> Stated problem:
Each entry that follows must be output without any deviation.

> Collected data:
** start **

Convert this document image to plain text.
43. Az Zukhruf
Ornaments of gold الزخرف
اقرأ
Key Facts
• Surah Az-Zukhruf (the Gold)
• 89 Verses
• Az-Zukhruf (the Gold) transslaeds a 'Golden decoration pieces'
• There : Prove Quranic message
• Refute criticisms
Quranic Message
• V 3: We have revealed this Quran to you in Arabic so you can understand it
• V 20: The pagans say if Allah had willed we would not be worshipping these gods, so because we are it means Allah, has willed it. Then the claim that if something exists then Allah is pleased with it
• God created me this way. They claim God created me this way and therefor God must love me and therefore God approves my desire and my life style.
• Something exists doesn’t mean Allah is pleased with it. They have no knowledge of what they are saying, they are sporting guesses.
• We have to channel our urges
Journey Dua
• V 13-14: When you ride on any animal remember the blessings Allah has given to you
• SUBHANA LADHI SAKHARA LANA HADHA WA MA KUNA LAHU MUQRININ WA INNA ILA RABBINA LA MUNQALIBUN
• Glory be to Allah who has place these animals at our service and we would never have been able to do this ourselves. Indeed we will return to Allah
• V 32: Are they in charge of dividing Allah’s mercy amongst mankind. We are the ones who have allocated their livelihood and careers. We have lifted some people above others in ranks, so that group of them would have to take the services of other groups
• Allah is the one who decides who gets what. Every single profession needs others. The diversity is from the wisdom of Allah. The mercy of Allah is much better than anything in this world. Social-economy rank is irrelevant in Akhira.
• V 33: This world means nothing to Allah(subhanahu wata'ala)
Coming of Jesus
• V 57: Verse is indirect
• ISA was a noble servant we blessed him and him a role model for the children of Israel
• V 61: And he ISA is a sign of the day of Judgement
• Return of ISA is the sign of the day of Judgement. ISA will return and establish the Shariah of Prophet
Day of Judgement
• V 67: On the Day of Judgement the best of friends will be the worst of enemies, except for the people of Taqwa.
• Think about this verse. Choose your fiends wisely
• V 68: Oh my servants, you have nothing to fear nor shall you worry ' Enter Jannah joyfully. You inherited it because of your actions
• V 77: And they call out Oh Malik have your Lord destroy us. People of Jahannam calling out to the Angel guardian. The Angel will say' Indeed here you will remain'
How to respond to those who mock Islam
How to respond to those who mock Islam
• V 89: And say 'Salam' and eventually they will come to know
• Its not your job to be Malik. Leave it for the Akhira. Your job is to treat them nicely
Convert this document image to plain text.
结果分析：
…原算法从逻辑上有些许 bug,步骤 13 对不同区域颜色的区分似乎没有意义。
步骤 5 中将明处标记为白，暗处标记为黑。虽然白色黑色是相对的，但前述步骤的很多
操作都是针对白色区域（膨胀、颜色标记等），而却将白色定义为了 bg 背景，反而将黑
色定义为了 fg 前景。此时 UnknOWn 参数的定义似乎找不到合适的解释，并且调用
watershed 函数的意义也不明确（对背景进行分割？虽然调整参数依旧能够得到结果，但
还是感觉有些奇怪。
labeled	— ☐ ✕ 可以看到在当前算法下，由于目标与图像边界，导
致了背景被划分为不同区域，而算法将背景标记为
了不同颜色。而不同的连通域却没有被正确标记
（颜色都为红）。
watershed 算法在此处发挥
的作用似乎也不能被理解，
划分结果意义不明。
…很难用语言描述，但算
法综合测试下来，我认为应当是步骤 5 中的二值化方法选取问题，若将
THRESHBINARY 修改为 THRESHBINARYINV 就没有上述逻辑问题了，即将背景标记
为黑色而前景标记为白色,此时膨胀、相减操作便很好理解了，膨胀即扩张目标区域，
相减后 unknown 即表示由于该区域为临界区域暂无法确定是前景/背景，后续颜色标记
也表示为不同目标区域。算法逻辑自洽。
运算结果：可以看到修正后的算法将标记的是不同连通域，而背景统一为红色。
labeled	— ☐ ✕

** end **

> Written answer:
Convert this document image to plain text.
43. Az Zukhruf
Ornaments of gold الزخرف
اقرأ
Key Facts
• Surah Az-Zukhruf (the Gold)
• 89 Verses
• Az-Zukhruf (the Gold) transslaeds a 'Golden decoration pieces'
• There : Prove Quranic message
• Refute criticisms
Quranic Message
• V 3: We have revealed this Quran to you in Arabic so you can understand it
• V 20: The pagans say if Allah had willed we would not be worshipping these gods, so because we are it means Allah, has willed it. Then the claim that if something exists then Allah is pleased with it
• God created me this way. They claim God created me this way and therefor God must love me and therefore God approves my desire and my life style.
• Something exists doesn’t mean Allah is pleased with it. They have no knowledge of what they are saying, they are sporting guesses.
• We have to channel our urges
Journey Dua
• V 13-14: When you ride on any animal remember the blessings Allah has given to you
• SUBHANA LADHI SAKHARA LANA HADHA WA MA KUNA LAHU MUQRININ WA INNA ILA RABBINA LA MUNQALIBUN
• Glory be to Allah who has place these animals at our service and we would never have been able to do this ourselves. Indeed we will return to Allah
• V 32: Are they in charge of dividing Allah’s mercy amongst mankind. We are the ones who have allocated their livelihood and careers. We have lifted some people above others in ranks, so that group of them would have to take the services of other groups
• Allah is the one who decides who gets what. Every single profession needs others. The diversity is from the wisdom of Allah. The mercy of Allah is much better than anything in this world. Social-economy rank is irrelevant in Akhira.
• V 33: This world means nothing to Allah(subhanahu wata'ala)
Coming of Jesus
• V 57: Verse is indirect
• ISA was a noble servant we blessed him and him a role model for the children of Israel
• V 61: And he ISA is a sign of the day of Judgement
• Return of ISA is the sign of the day of Judgement. ISA will return and establish the Shariah of Prophet
Day of Judgement
• V 67: On the Day of Judgement the best of friends will be the worst of enemies, except for the people of Taqwa.
• Think about this verse. Choose your fiends wisely
• V 68: Oh my servants, you have nothing to fear nor shall you worry ' Enter Jannah joyfully. You inherited it because of your actions
• V 77: And they call out Oh Malik have your Lord destroy us. People of Jahannam calling out to the Angel guardian. The Angel will say' Indeed here you will remain'
How to respond to those who mock Islam
How to respond to those who mock Islam
• V 89: And say 'Salam' and eventually they will come to know
• Its not your job to be Malik. Leave it for the Akhira. Your job is to treat them nicely
Convert this document image to plain text.
结果分析：
…原算法从逻辑上有些许 bug,步骤 13 对不同区域颜色的区分似乎没有意义。
步骤 5 中将明处标记为白，暗处标记为黑。虽然白色黑色是相对的，但前述步骤的很多
操作都是针对白色区域（膨胀、颜色标记等），而却将白色定义为了 bg 背景，反而将黑
色定义为了 fg 前景。此时 UnknOWn 参数的定义似乎找不到合适的解释，并且调用
watershed 函数的意义也不明确（对背景进行分割？虽然调整参数依旧能够得到结果，但
还是感觉有些奇怪。
labeled	— ☐ ✕ 可以看到在当前算法下，由于目标与图像边界，导
致了背景被划分为不同区域，而算法将背景标记为
了不同颜色。而不同的连通域却没有被正确标记
（颜色都为红）。
watershed 算法在此处发挥
的作用似乎也不能被理解，
划分结果意义不明。
…很难用语言描述，但算
法综合测试下来，我认为应当是步骤 5 中的二值化方法选取问题，若将
THRESHBINARY 修改为 THRESHBINARYINV 就没有上述逻辑问题了，即将背景标记
为黑色而前景标记为白色,此时膨胀、相减操作便很好理解了，膨胀即扩张目标区域，
相减后 unknown 即表示由于该区域为临界区域暂无法确定是前景/背景，后续颜色标记
也表示为不同目标区域。算法逻辑自洽。
运算结果：可以看到修正后的算法将标记的是不同连通域，而背景统一为红色。
labeled	— ☐ ✕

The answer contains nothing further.